• **Task brief**
Work through the data line by line, gathering every line that has the word "icon".

• **Element data from apps and pages**
*****

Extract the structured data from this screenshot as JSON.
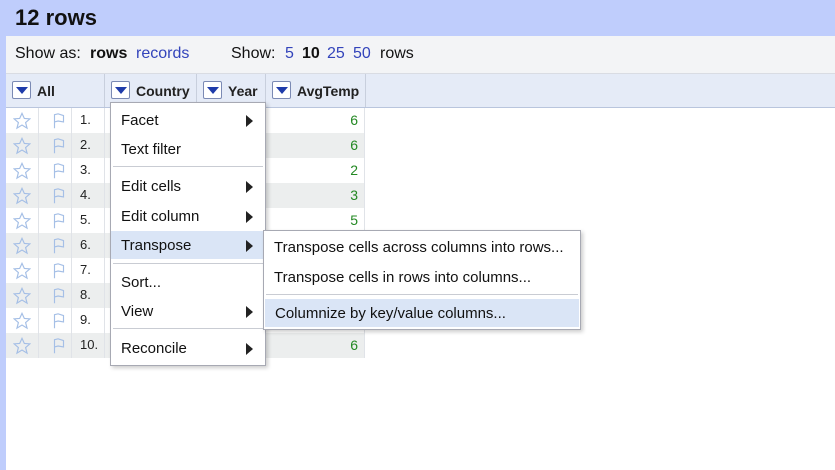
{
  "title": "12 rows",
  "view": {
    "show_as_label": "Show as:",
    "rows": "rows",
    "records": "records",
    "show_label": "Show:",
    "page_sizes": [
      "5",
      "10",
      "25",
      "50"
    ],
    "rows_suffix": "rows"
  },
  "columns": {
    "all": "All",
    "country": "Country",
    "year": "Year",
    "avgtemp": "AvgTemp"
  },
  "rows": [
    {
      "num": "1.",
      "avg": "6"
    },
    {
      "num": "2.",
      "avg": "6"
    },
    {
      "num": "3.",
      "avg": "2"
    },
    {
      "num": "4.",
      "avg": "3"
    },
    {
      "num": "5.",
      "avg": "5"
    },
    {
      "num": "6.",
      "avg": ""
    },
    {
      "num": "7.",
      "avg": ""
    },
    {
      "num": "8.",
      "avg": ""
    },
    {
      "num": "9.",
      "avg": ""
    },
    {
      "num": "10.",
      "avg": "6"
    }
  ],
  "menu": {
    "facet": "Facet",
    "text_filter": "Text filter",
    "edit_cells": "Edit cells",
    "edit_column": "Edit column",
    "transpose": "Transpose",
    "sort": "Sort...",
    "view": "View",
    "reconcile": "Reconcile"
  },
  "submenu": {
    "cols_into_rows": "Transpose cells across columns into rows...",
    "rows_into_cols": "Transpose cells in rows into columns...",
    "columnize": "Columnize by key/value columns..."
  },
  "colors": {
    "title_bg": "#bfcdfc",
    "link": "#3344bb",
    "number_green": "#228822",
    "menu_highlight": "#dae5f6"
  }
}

*****

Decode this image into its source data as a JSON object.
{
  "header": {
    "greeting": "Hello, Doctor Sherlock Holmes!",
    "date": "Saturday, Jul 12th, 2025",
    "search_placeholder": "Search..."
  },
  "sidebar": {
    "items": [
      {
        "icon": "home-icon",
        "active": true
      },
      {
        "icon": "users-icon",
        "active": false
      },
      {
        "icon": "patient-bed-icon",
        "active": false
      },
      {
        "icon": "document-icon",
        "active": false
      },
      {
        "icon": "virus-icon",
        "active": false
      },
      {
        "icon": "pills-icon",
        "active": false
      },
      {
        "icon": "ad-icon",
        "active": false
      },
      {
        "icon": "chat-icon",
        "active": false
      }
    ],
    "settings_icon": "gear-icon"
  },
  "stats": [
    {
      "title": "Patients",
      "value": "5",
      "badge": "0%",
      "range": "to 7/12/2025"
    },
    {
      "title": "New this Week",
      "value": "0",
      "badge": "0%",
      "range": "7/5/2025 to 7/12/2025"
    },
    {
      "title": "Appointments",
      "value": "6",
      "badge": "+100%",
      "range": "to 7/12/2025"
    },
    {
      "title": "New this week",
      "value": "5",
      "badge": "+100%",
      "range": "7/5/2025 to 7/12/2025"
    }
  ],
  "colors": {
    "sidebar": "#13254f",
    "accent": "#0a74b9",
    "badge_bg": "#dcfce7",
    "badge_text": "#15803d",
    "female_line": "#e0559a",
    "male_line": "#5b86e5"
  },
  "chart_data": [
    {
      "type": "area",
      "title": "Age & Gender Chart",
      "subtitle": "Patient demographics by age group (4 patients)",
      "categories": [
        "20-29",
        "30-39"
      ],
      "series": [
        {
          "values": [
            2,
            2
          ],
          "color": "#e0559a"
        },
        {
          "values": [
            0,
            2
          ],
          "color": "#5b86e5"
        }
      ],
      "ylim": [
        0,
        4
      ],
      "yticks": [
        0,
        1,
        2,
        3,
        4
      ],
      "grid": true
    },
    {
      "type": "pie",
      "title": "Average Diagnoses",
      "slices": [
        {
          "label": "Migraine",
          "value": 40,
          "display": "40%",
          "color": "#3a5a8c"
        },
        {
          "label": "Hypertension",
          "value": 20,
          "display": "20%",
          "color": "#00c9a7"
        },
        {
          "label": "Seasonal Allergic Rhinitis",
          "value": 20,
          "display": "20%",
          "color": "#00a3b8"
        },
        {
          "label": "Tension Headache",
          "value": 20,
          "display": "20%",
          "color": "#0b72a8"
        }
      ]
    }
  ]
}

*****

• **Exercise solution**
        "icon": "home-icon",
        "icon": "users-icon",
        "icon": "patient-bed-icon",
        "icon": "document-icon",
        "icon": "virus-icon",
        "icon": "pills-icon",
        "icon": "ad-icon",
        "icon": "chat-icon",
    "settings_icon": "gear-icon"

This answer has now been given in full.